# [THE REQUEST]
Find and copy lines holding "principales".

══ DATA EXCERPTS

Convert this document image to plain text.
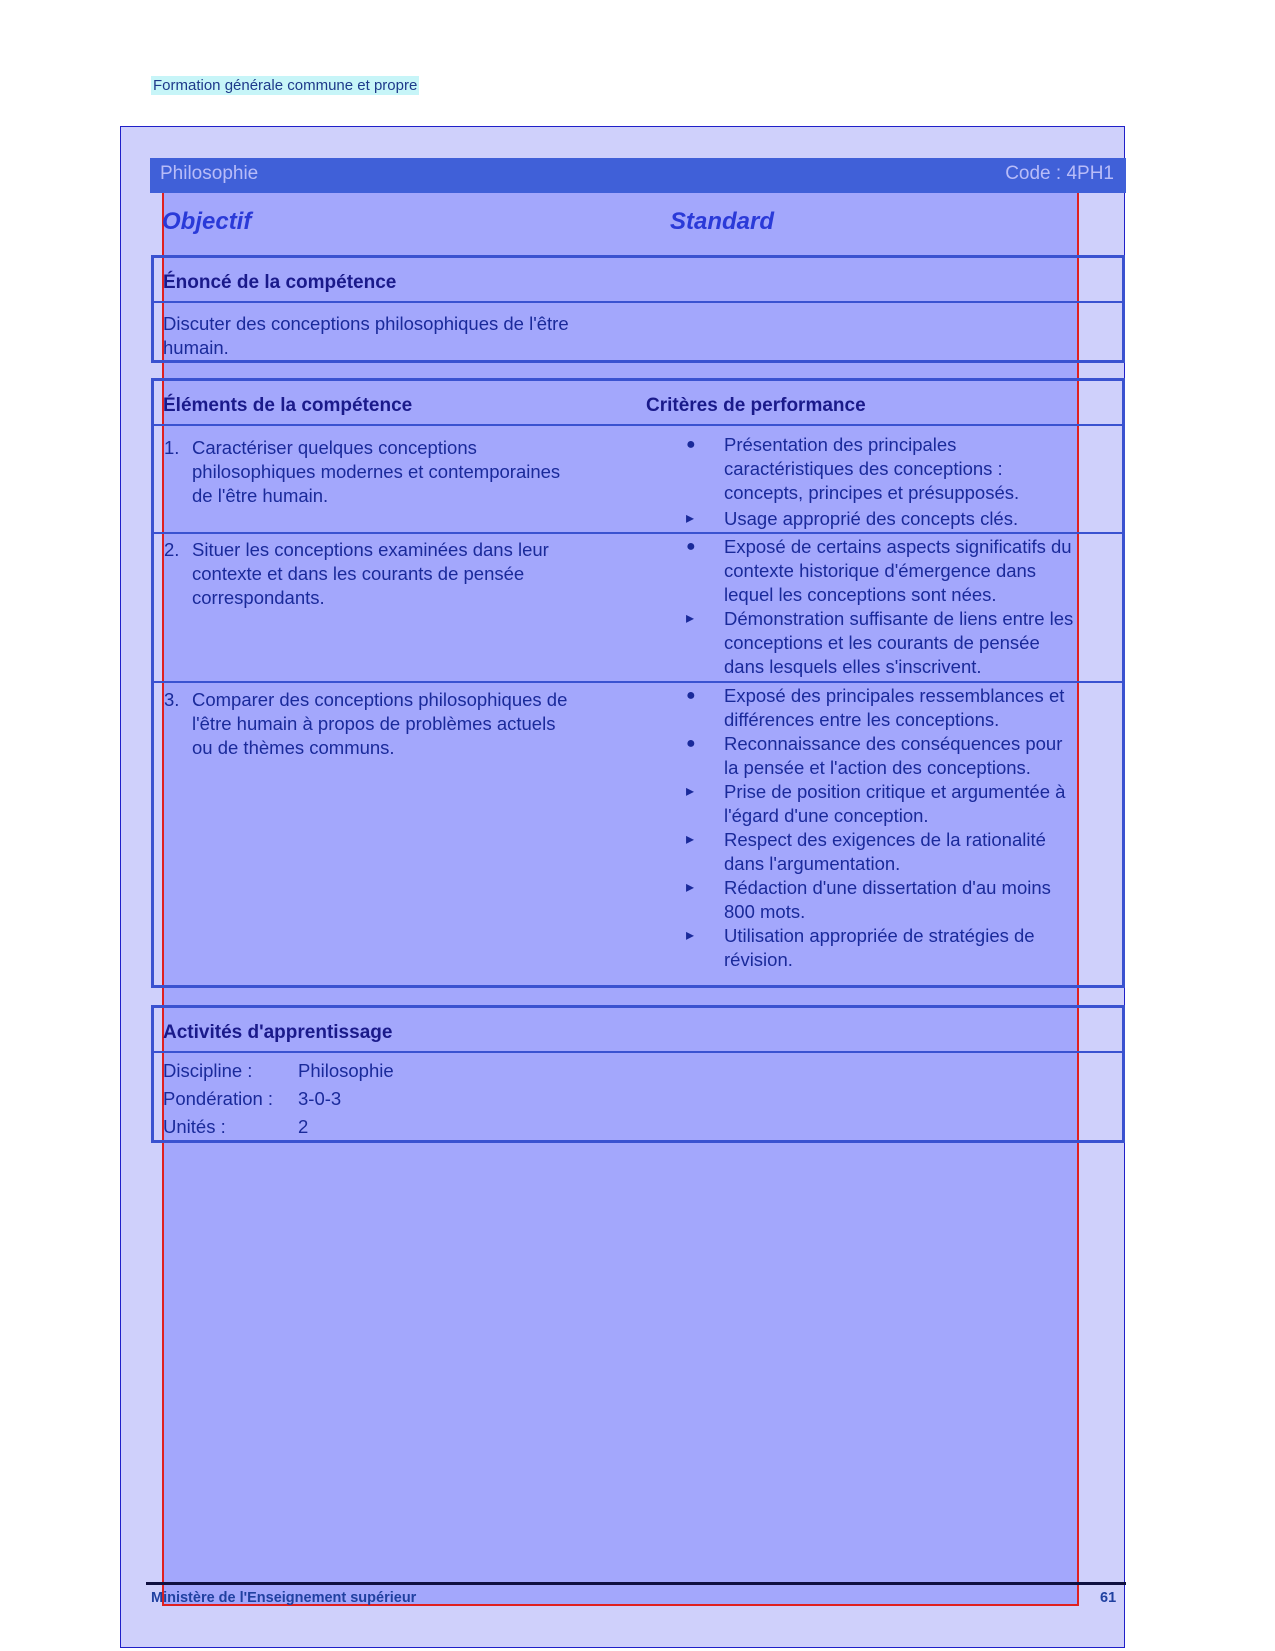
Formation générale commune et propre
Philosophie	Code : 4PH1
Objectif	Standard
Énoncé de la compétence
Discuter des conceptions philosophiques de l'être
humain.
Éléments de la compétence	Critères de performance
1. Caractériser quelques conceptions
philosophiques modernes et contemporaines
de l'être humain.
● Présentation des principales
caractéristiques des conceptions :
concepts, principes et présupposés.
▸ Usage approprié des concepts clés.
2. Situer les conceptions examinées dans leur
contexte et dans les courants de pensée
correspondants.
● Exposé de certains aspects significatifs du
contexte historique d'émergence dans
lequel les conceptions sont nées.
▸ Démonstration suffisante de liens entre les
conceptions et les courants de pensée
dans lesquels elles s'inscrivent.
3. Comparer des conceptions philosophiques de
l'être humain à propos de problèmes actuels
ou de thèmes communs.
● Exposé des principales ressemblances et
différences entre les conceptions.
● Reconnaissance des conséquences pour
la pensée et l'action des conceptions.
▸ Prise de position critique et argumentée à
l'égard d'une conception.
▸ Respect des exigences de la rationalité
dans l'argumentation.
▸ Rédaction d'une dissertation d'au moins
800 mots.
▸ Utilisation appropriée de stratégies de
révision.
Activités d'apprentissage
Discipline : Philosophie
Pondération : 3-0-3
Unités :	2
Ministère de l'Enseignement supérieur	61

════

# [RESULT OF THIS TASK]
● Présentation des principales
● Exposé des principales ressemblances et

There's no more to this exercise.